Copy all of the material word for word, except for the pictures.

+++ INPUT FOR THIS TASK

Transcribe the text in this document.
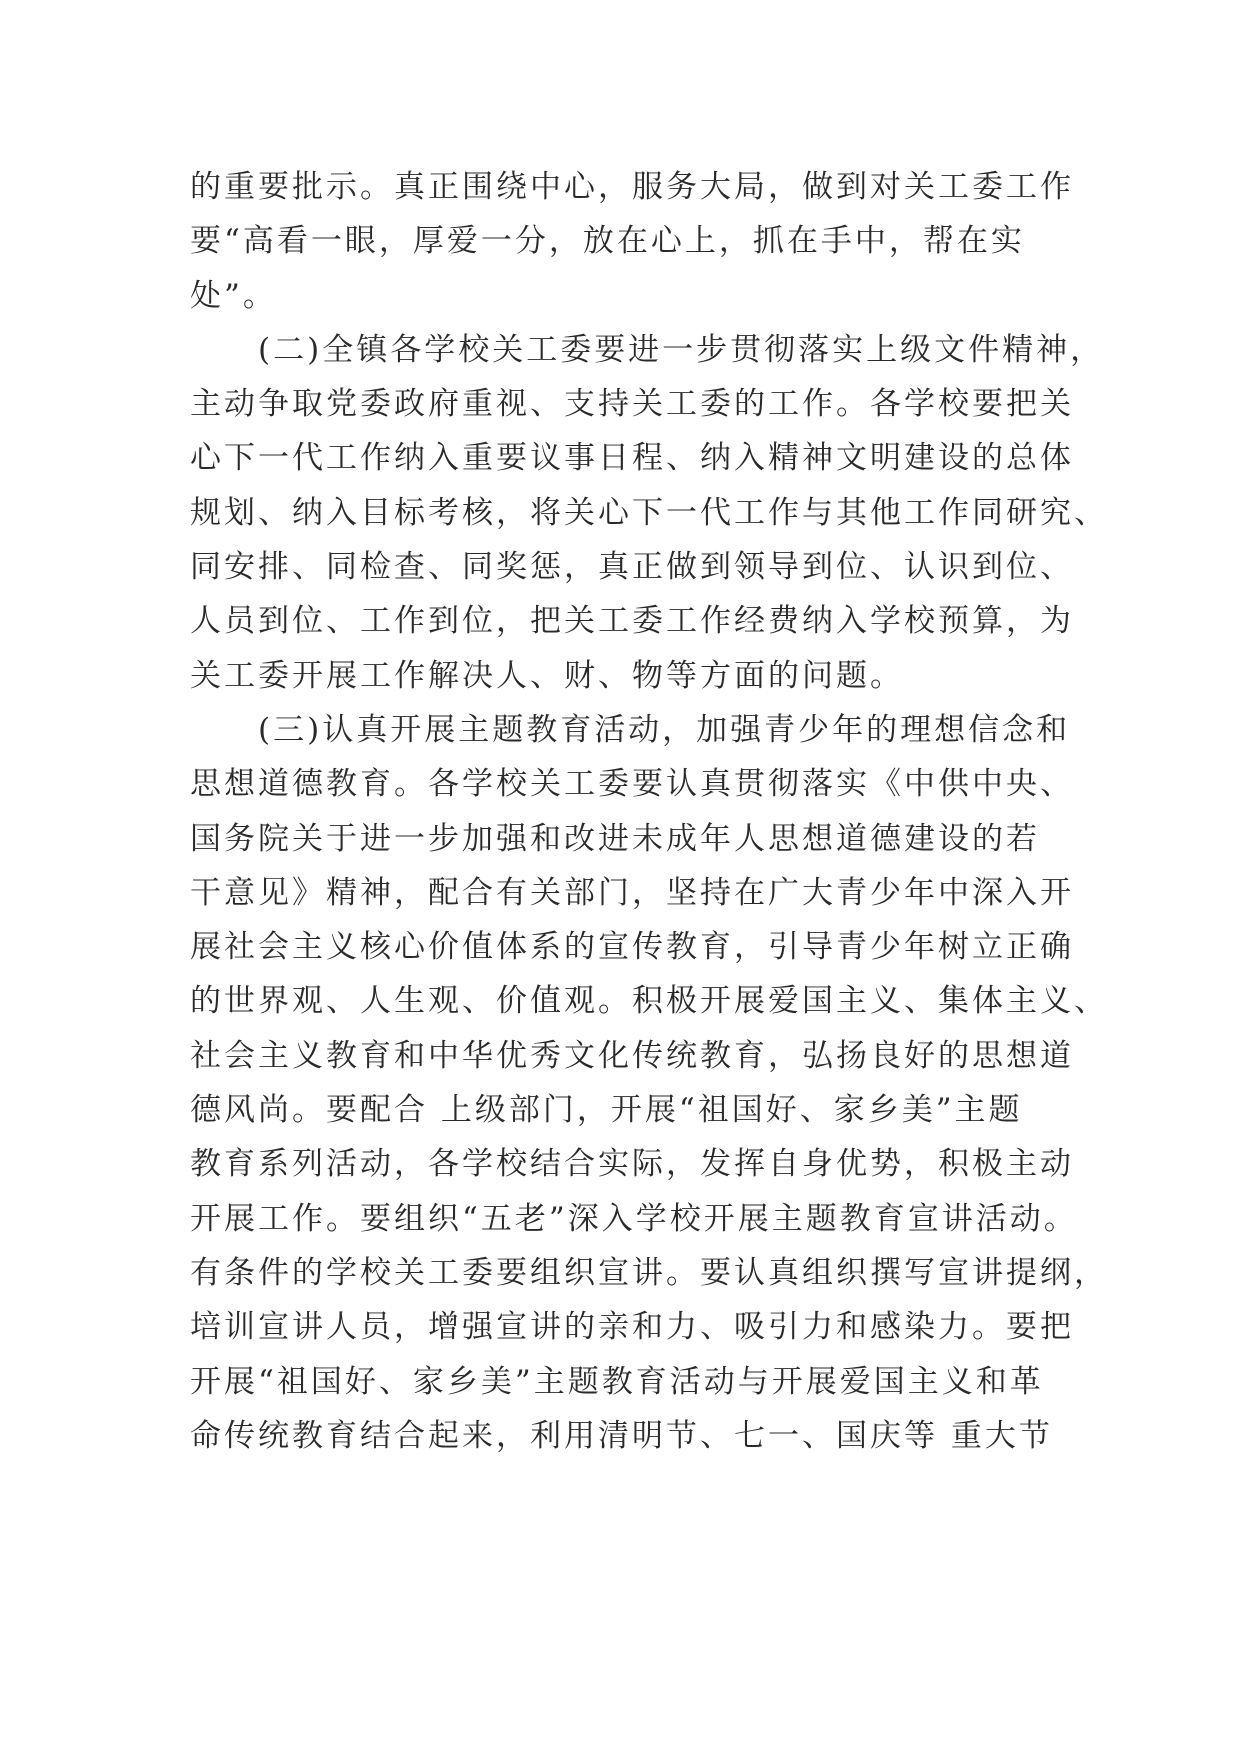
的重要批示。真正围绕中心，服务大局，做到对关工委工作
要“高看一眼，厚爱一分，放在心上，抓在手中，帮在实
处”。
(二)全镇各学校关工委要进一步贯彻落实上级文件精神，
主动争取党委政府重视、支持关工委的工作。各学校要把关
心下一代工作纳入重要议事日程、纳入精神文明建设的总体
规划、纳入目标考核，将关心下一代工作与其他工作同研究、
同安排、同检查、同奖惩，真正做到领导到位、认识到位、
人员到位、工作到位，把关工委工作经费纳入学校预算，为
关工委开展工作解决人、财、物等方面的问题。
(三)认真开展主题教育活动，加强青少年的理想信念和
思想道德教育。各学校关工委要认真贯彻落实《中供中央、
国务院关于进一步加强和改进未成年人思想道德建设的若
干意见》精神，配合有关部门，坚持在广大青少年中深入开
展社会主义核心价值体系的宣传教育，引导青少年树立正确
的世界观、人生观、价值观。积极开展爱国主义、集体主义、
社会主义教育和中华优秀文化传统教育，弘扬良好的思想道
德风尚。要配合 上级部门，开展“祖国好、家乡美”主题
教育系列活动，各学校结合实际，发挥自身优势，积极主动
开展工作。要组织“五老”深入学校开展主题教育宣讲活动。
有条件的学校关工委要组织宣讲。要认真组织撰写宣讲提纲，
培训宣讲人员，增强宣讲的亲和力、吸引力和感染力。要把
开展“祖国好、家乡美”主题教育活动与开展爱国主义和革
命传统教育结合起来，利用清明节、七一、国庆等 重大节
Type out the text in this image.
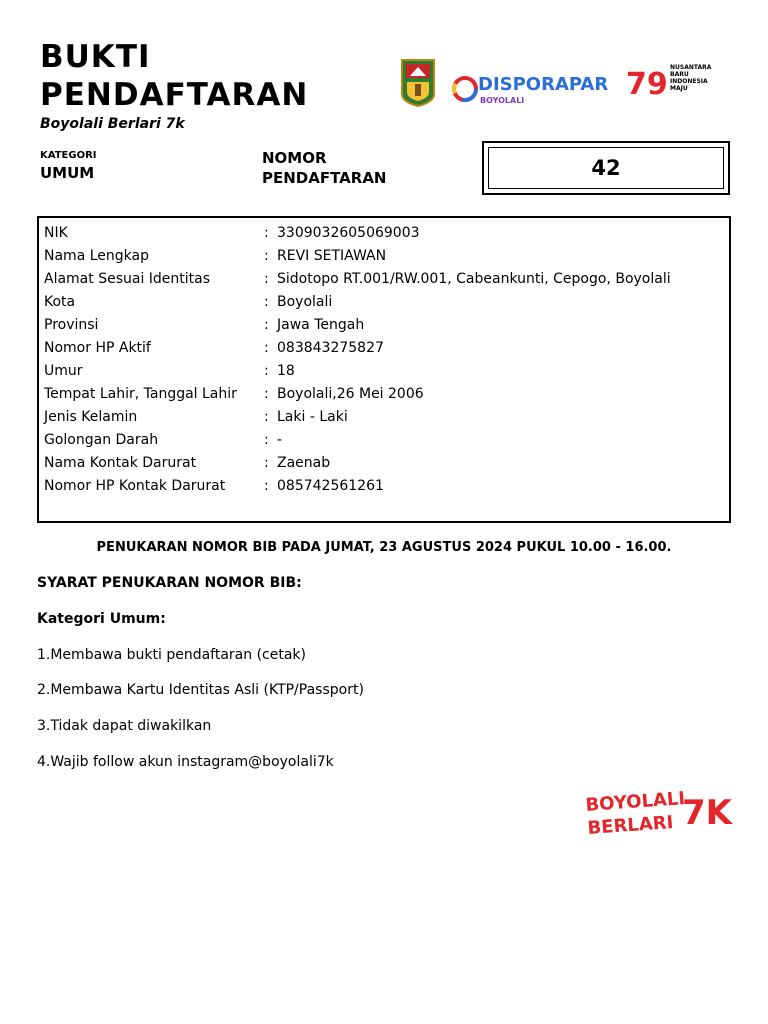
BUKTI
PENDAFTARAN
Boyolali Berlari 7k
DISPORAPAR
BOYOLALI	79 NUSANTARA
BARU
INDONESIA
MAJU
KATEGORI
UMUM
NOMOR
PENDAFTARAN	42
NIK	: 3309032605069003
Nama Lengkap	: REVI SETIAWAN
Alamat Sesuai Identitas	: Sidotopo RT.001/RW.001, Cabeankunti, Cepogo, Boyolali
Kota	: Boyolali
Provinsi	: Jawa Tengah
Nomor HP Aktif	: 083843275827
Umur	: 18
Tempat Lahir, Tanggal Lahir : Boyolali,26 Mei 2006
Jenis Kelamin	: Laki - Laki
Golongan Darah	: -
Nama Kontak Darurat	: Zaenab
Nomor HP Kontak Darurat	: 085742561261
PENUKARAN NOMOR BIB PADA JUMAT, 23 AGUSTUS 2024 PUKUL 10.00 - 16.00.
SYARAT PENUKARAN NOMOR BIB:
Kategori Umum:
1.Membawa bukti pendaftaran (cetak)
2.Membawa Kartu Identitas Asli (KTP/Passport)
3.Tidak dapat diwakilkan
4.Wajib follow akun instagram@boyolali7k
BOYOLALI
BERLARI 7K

++++++

▶ _REPLY_
Transcribe the text in this document.
的重要批示。真正围绕中心，服务大局，做到对关工委工作
要“高看一眼，厚爱一分，放在心上，抓在手中，帮在实
处”。
(二)全镇各学校关工委要进一步贯彻落实上级文件精神，
主动争取党委政府重视、支持关工委的工作。各学校要把关
心下一代工作纳入重要议事日程、纳入精神文明建设的总体
规划、纳入目标考核，将关心下一代工作与其他工作同研究、
同安排、同检查、同奖惩，真正做到领导到位、认识到位、
人员到位、工作到位，把关工委工作经费纳入学校预算，为
关工委开展工作解决人、财、物等方面的问题。
(三)认真开展主题教育活动，加强青少年的理想信念和
思想道德教育。各学校关工委要认真贯彻落实《中供中央、
国务院关于进一步加强和改进未成年人思想道德建设的若
干意见》精神，配合有关部门，坚持在广大青少年中深入开
展社会主义核心价值体系的宣传教育，引导青少年树立正确
的世界观、人生观、价值观。积极开展爱国主义、集体主义、
社会主义教育和中华优秀文化传统教育，弘扬良好的思想道
德风尚。要配合 上级部门，开展“祖国好、家乡美”主题
教育系列活动，各学校结合实际，发挥自身优势，积极主动
开展工作。要组织“五老”深入学校开展主题教育宣讲活动。
有条件的学校关工委要组织宣讲。要认真组织撰写宣讲提纲，
培训宣讲人员，增强宣讲的亲和力、吸引力和感染力。要把
开展“祖国好、家乡美”主题教育活动与开展爱国主义和革
命传统教育结合起来，利用清明节、七一、国庆等 重大节
Type out the text in this image.
BUKTI
PENDAFTARAN
Boyolali Berlari 7k
DISPORAPAR
BOYOLALI	79 NUSANTARA
BARU
INDONESIA
MAJU
KATEGORI
UMUM
NOMOR
PENDAFTARAN	42
NIK	: 3309032605069003
Nama Lengkap	: REVI SETIAWAN
Alamat Sesuai Identitas	: Sidotopo RT.001/RW.001, Cabeankunti, Cepogo, Boyolali
Kota	: Boyolali
Provinsi	: Jawa Tengah
Nomor HP Aktif	: 083843275827
Umur	: 18
Tempat Lahir, Tanggal Lahir : Boyolali,26 Mei 2006
Jenis Kelamin	: Laki - Laki
Golongan Darah	: -
Nama Kontak Darurat	: Zaenab
Nomor HP Kontak Darurat	: 085742561261
PENUKARAN NOMOR BIB PADA JUMAT, 23 AGUSTUS 2024 PUKUL 10.00 - 16.00.
SYARAT PENUKARAN NOMOR BIB:
Kategori Umum:
1.Membawa bukti pendaftaran (cetak)
2.Membawa Kartu Identitas Asli (KTP/Passport)
3.Tidak dapat diwakilkan
4.Wajib follow akun instagram@boyolali7k
BOYOLALI
BERLARI 7K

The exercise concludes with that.